__GIVEN RECORDS__

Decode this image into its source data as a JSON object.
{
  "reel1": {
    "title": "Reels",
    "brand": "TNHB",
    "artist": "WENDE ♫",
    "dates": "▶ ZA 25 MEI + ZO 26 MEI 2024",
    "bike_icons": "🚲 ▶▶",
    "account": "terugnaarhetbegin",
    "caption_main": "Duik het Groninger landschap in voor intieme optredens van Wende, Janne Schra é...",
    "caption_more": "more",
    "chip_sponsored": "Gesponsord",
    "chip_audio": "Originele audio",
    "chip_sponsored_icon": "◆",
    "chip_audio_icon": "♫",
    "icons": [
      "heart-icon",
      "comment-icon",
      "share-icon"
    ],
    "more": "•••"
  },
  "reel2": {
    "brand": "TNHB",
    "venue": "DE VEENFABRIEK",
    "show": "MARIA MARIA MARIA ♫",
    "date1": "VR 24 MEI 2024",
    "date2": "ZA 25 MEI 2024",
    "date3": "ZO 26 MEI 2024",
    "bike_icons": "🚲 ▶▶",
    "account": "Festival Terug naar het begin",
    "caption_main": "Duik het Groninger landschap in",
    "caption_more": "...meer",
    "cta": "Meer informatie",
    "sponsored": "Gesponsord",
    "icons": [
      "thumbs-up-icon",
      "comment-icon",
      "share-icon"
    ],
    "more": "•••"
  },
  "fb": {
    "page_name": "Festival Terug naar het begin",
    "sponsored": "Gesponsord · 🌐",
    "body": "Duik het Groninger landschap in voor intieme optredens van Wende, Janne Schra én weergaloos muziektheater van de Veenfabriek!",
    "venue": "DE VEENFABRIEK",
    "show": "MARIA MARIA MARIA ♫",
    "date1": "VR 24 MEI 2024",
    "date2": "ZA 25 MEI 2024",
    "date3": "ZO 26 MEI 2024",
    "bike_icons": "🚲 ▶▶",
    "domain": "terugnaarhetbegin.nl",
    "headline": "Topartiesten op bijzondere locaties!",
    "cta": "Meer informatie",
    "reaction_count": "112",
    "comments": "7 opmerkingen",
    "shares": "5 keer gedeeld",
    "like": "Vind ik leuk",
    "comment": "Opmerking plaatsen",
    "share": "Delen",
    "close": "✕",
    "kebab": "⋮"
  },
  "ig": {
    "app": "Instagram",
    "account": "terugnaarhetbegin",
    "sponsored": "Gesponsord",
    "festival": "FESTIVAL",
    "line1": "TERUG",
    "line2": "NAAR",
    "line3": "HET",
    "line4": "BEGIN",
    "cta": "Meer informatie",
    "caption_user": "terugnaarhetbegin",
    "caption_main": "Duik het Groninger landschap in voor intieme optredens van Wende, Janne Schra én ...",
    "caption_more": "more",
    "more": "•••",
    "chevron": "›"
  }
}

---

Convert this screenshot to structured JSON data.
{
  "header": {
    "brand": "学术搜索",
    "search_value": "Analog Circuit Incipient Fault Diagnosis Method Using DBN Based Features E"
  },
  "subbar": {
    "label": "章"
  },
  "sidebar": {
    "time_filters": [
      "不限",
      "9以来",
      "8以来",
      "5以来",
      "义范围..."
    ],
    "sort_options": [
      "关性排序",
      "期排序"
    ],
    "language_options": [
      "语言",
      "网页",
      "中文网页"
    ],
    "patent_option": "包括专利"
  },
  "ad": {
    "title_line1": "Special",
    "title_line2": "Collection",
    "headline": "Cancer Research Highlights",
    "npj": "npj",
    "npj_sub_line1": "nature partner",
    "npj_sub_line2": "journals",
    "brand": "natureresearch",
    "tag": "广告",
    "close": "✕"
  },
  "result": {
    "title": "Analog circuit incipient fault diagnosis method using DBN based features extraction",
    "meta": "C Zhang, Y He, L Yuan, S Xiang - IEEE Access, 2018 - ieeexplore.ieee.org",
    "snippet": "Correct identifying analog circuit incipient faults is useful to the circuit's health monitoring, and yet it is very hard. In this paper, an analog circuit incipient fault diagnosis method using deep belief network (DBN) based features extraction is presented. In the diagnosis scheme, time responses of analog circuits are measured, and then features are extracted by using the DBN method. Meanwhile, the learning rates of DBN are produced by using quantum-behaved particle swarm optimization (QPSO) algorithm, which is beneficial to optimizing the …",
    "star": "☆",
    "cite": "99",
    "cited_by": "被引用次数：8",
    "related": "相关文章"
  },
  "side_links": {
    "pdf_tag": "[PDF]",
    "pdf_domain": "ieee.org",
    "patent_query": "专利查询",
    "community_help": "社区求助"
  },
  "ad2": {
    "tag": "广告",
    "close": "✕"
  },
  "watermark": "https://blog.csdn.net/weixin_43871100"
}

==

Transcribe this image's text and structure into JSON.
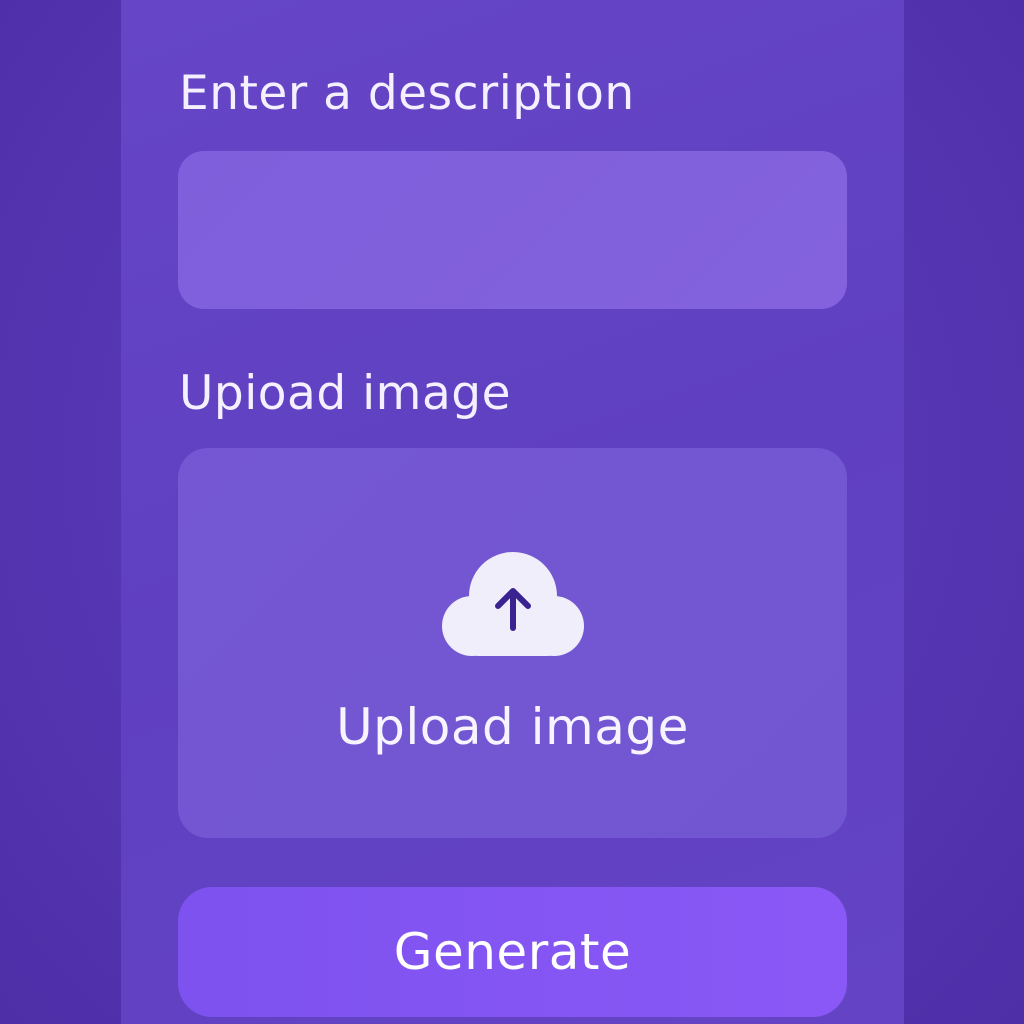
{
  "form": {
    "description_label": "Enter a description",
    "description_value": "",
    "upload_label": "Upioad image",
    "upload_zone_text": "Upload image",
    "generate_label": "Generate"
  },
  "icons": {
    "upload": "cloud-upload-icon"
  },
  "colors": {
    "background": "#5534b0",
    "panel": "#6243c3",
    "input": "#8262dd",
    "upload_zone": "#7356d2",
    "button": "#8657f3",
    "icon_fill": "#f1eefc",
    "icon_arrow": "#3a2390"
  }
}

__PROMPT__
Review the preceding data and report every line that includes the string "terugnaarhetbegin".

__RESPONSE TO THIS TASK__
    "account": "terugnaarhetbegin",
    "domain": "terugnaarhetbegin.nl",
    "account": "terugnaarhetbegin",
    "caption_user": "terugnaarhetbegin",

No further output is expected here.